_Çözülecek problemler_
1. Kadın üniversiteleriyle ilgili metindeki "Ruanda, Pakistan, Hindistan, Bangladeş, kadın üniversitesi bulunan ülkelerden bazıları." cümlesini İngilizceye çevir.
2. Listede "data-point <box>501 249 508 255</box>" bulunan satır ile "data-point <box>269 293 275 299</box>" bulunan satır arasındaki satırları, iki uç dahil, hiç değiştirmeden kopyala.

_Okunacak metin_
Rapor, kadın üniversitelerinin 1960'lı yıllarda ABD'de en prestijli üniversitelerin yer aldığı "Sarmaşık Birliği"ndeki (Ivy League) okullara kadınların alınmamasına karşılık kurulduğu, yani ihtiyaçtan kaynaklandığı da belirtiliyor. Diğer yandan raporda göre, ABD'de kadın üniversiteleri bir bir kapatılırken, Asya, Afrika ve Ortadoğu ülkelerinde kadın üniversite sayısı artmaya başladı. Ruanda, Pakistan, Hindistan, Bangladeş, kadın üniversitesi bulunan ülkelerden bazıları.
Türkiye: Karma eğitim ilkesi var
Türkiye, karma eğitimi benimsemiş bir ülke… 1973 yılında kabul edilen "Milli Eğitim Temel Kanunu"nun 15'inci maddesinde, "Okullarda kız ve erkek karma eğitim yapılması esastır. Ancak eğitimin türüne, imkân ve zorunluluklara göre bazı okullar yalnızca kız veya yalnızca erkek öğrencilere ayrılabilir" ifadesi bulunuyor.
Dolayısıyla sayıları eskiye göre azalsa da yalnızca kadın ya da erkek öğrencilere eğitim veren liseler bulunuyor ancak cinsiyet ayrımına göre üniversite yok.
Prof. Berktay: Tamamen ayrımcılık, başka anlamı yok
DW Türkçe'ye konuşan kadın hakları alanında çalışmalarıyla bilinen Prof. Fatmagül Berktay, kadın üniversitelerinin 19'uncu yüzyılda kurulduğunu, kurulma amacının da kadınların o dönemde üniversiteye alınmamaları olduğunu hatırlatıyor.
Berktay, "O zaman bu üniversiteler kadınların okuyabilmesi için bir olanaktı. Bugün 21. yüzyılda Türkiye'ye kadın üniversitesi kurmak tamamen ayrımcılık yapmak, başka bir anlamı da yok" diyor. Kadın üniversitelerinin kurulduğu yıllarda burada okuyan kadınların daha başarılı olduğu savının da bulunduğunu ifade ederek, "Bu gerekçe de ortadan kalktı, sınav sonuçlarına baktığınızda zaten kız çocukları daha başarılı" diye de ekliyor.
Prof. Berktay'a göre, Türkiye'de kadın üniversitesi kurmak abesle iştigal etmek demek. Eğitim kalitesinin Türkiye'de oldukça gerilediğini ifade ederek, "Bugün yapılması gereken akademik düzeyin düzeltilmesidir. Öğrenciler sebep-sonuç ilişkisi kuramıyor, neredeyse matematik bilmiyor. Bunlar varken YÖK'ü kadın üniversitesi gibi manasız fantezilerle uğraştırmamak gerekir" diyor.
Fatmagül Berktay, kadın üniversitesi tartışmasının "pembe üniversite" tartışmasına kadar varabileceğinden, yani kanunda yer alan karma eğitim ilkesinin zarar görebileceğinden endişe duyuyor.

_Etiketli kutu kayıtları_
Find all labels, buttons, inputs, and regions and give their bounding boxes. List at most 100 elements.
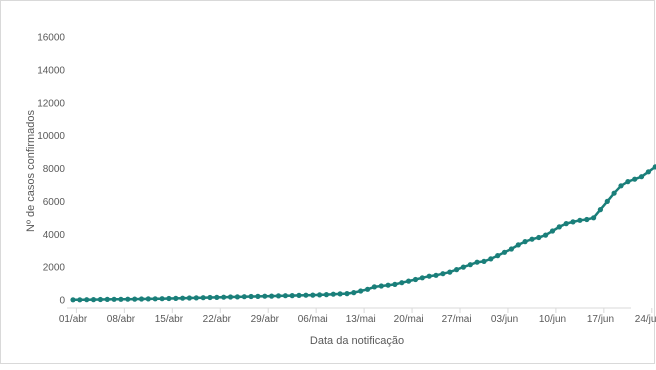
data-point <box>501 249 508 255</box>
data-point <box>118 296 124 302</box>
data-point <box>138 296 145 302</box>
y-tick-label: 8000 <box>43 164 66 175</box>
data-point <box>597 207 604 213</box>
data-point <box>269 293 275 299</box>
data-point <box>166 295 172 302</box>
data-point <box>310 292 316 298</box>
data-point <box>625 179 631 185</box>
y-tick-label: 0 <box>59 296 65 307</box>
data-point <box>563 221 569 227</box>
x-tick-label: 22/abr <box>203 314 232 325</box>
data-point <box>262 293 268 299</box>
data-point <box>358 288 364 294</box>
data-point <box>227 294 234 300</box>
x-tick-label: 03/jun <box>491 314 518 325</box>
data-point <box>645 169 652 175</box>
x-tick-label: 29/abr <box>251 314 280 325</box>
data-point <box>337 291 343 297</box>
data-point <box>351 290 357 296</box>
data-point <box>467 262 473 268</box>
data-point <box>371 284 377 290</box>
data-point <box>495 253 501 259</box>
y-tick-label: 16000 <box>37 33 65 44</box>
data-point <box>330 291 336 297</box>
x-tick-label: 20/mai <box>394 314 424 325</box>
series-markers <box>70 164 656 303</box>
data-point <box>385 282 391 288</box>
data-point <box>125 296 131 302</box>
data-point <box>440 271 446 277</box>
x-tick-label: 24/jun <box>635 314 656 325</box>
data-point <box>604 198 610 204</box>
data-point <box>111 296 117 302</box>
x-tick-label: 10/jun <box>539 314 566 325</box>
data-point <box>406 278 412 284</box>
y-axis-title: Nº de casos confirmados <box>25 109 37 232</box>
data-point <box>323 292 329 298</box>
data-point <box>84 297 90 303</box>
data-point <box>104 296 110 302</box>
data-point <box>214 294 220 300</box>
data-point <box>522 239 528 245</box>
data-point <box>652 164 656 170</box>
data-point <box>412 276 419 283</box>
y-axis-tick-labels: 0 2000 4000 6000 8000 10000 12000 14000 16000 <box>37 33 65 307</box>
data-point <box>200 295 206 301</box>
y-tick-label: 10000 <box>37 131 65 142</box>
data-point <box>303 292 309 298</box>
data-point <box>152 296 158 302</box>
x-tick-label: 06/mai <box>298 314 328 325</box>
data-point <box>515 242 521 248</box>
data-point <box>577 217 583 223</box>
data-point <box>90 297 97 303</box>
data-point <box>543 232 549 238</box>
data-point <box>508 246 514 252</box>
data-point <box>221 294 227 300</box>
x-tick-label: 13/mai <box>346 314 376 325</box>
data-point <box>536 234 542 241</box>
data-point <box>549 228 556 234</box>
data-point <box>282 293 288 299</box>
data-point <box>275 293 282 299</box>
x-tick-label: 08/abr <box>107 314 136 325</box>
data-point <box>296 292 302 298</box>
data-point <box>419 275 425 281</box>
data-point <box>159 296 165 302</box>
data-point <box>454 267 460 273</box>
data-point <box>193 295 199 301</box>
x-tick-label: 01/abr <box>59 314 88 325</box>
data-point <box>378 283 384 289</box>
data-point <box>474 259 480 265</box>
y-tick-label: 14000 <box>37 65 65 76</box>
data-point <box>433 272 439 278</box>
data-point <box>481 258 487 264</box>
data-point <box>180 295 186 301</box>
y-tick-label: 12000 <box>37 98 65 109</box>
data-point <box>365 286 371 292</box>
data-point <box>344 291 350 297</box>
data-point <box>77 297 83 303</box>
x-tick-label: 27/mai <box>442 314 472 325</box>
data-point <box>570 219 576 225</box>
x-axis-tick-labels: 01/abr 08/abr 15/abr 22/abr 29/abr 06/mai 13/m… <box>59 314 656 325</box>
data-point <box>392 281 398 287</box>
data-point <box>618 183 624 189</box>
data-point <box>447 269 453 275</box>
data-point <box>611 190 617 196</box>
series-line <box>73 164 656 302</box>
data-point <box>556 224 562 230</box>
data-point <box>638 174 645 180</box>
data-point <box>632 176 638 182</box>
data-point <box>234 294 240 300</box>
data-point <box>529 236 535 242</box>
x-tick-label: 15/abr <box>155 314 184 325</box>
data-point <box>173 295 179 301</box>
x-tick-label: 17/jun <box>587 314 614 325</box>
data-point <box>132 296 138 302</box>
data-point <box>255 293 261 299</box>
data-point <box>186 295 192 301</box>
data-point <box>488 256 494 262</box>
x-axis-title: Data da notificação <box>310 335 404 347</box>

_Görev görev cevaplar_
1. Rwanda, Pakistan, India and Bangladesh are some of the countries that have women's universities.

2.
data-point <box>501 249 508 255</box>
data-point <box>118 296 124 302</box>
data-point <box>138 296 145 302</box>
y-tick-label: 8000 <box>43 164 66 175</box>
data-point <box>597 207 604 213</box>
data-point <box>269 293 275 299</box>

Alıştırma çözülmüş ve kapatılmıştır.